Data extract:

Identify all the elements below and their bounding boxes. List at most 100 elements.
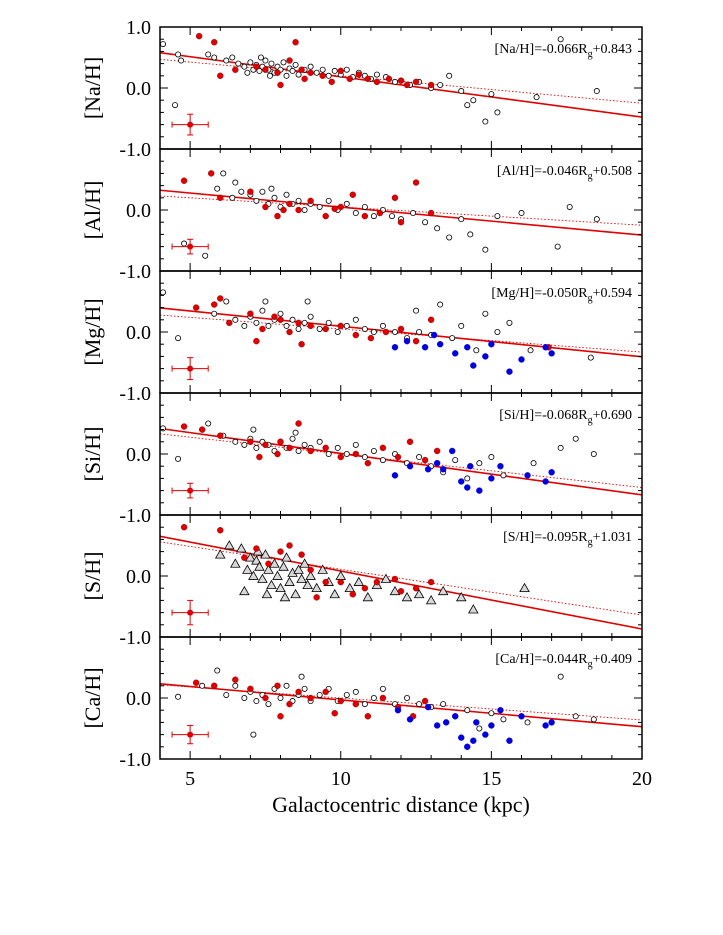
==
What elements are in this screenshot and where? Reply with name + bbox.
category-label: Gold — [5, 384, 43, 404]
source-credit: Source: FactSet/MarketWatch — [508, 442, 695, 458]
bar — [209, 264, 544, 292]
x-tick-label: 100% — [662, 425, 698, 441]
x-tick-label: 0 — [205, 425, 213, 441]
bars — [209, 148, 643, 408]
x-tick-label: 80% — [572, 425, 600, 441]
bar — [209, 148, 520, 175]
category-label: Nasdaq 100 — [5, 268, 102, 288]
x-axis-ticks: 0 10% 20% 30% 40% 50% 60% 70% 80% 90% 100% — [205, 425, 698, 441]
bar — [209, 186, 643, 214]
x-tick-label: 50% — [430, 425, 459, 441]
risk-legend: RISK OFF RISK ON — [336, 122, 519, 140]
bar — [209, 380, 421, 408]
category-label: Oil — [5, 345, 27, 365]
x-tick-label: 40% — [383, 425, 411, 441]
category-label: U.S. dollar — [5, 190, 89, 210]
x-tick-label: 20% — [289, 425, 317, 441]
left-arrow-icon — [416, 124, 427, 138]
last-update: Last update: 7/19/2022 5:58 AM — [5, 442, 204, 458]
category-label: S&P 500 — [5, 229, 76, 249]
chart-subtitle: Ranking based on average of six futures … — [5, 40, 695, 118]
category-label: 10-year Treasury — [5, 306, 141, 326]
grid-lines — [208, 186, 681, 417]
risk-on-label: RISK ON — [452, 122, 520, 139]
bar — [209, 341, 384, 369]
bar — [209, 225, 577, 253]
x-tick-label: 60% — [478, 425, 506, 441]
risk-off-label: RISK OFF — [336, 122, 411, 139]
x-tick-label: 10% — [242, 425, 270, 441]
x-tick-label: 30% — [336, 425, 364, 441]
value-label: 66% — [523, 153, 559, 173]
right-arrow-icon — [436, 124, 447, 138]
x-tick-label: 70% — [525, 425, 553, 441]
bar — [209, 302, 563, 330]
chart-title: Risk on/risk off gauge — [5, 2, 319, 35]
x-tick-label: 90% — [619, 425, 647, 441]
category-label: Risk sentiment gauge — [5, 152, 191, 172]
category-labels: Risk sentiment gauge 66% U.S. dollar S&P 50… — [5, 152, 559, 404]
---
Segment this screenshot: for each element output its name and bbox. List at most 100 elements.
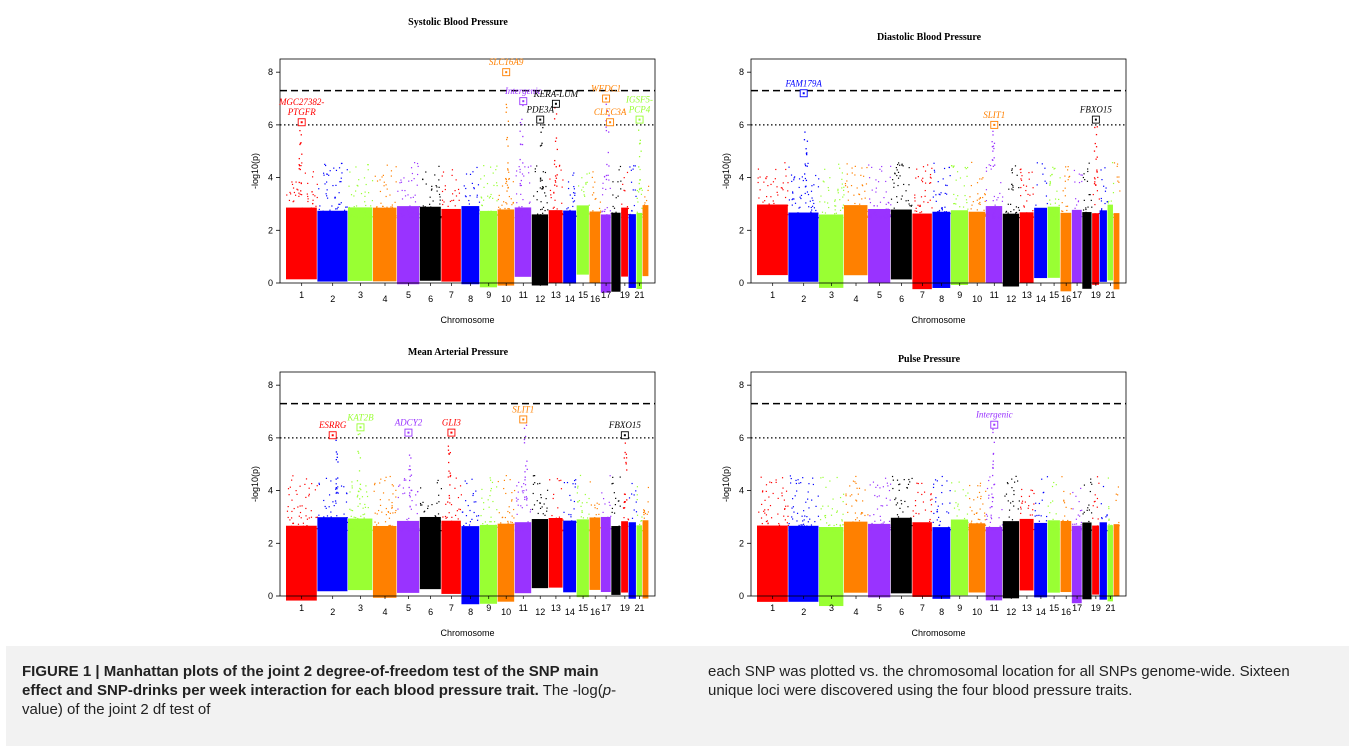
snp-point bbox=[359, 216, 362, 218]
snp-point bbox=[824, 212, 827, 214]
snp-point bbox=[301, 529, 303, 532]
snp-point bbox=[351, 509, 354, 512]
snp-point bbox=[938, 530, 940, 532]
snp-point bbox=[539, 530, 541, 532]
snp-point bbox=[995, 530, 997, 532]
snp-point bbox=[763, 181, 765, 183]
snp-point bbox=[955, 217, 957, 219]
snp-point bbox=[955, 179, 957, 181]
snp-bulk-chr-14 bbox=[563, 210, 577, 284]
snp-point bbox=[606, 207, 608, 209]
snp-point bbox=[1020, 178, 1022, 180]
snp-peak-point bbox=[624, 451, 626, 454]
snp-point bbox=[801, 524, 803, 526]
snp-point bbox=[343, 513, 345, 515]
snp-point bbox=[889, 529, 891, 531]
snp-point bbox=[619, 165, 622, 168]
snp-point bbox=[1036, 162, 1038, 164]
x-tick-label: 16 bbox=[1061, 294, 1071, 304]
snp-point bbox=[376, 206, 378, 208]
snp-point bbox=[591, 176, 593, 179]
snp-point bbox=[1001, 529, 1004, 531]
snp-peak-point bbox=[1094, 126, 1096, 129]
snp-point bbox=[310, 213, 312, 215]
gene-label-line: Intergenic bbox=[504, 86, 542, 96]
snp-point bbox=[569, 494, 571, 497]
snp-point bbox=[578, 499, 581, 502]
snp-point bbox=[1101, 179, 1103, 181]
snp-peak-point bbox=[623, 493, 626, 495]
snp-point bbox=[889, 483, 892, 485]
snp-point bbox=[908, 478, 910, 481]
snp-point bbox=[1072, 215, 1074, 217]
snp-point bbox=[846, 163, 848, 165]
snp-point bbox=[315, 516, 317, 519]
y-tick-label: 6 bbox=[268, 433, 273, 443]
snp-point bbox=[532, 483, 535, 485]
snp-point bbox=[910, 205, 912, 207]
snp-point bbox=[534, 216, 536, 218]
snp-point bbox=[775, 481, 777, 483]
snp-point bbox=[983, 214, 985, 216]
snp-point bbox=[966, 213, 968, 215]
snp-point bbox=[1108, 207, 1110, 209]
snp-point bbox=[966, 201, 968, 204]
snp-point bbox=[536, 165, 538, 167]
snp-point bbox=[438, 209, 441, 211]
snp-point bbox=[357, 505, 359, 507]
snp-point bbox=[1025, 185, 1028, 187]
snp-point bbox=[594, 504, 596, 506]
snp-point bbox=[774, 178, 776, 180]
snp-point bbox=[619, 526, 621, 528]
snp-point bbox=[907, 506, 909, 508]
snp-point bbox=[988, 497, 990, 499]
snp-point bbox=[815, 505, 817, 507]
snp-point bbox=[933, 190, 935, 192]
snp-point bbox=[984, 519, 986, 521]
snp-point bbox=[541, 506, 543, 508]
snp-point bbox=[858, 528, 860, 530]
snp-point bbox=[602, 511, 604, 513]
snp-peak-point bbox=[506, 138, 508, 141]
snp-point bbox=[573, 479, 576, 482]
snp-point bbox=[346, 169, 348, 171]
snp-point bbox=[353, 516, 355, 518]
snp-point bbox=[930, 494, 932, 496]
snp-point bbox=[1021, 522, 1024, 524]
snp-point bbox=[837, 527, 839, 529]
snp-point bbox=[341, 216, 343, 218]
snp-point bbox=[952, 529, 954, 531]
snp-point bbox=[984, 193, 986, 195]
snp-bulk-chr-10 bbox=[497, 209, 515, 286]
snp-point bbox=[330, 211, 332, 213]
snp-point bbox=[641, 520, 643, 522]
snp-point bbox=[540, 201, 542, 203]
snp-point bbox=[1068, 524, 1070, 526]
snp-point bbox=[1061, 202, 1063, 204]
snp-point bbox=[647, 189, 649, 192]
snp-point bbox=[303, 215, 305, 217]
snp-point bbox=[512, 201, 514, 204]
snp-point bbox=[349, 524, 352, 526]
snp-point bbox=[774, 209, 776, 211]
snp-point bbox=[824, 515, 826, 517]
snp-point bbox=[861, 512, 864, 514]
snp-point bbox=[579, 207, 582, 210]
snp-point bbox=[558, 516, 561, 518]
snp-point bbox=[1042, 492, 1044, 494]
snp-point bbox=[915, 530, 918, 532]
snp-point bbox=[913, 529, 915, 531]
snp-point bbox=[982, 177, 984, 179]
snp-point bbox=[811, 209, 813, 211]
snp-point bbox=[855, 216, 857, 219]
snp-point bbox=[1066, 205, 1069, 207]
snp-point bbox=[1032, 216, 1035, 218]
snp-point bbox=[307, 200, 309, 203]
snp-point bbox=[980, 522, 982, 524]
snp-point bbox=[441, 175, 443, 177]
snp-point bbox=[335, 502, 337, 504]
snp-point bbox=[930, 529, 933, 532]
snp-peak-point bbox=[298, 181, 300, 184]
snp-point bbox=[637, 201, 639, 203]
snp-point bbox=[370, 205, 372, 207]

Problem details: Please extract the lines of the entries above verbatim, starting with the line that contains "What elements are" and going on through the line that contains "last-update: Last update: 7/19/2022", with both of those lines included.

Task result:
What elements are in this screenshot and where? Reply with name + bbox.
category-label: Gold — [5, 384, 43, 404]
source-credit: Source: FactSet/MarketWatch — [508, 442, 695, 458]
bar — [209, 264, 544, 292]
x-tick-label: 100% — [662, 425, 698, 441]
x-tick-label: 0 — [205, 425, 213, 441]
bars — [209, 148, 643, 408]
x-tick-label: 80% — [572, 425, 600, 441]
bar — [209, 148, 520, 175]
category-label: Nasdaq 100 — [5, 268, 102, 288]
x-axis-ticks: 0 10% 20% 30% 40% 50% 60% 70% 80% 90% 100% — [205, 425, 698, 441]
bar — [209, 186, 643, 214]
x-tick-label: 50% — [430, 425, 459, 441]
risk-legend: RISK OFF RISK ON — [336, 122, 519, 140]
bar — [209, 380, 421, 408]
category-label: Oil — [5, 345, 27, 365]
x-tick-label: 40% — [383, 425, 411, 441]
category-label: U.S. dollar — [5, 190, 89, 210]
x-tick-label: 20% — [289, 425, 317, 441]
left-arrow-icon — [416, 124, 427, 138]
last-update: Last update: 7/19/2022 5:58 AM — [5, 442, 204, 458]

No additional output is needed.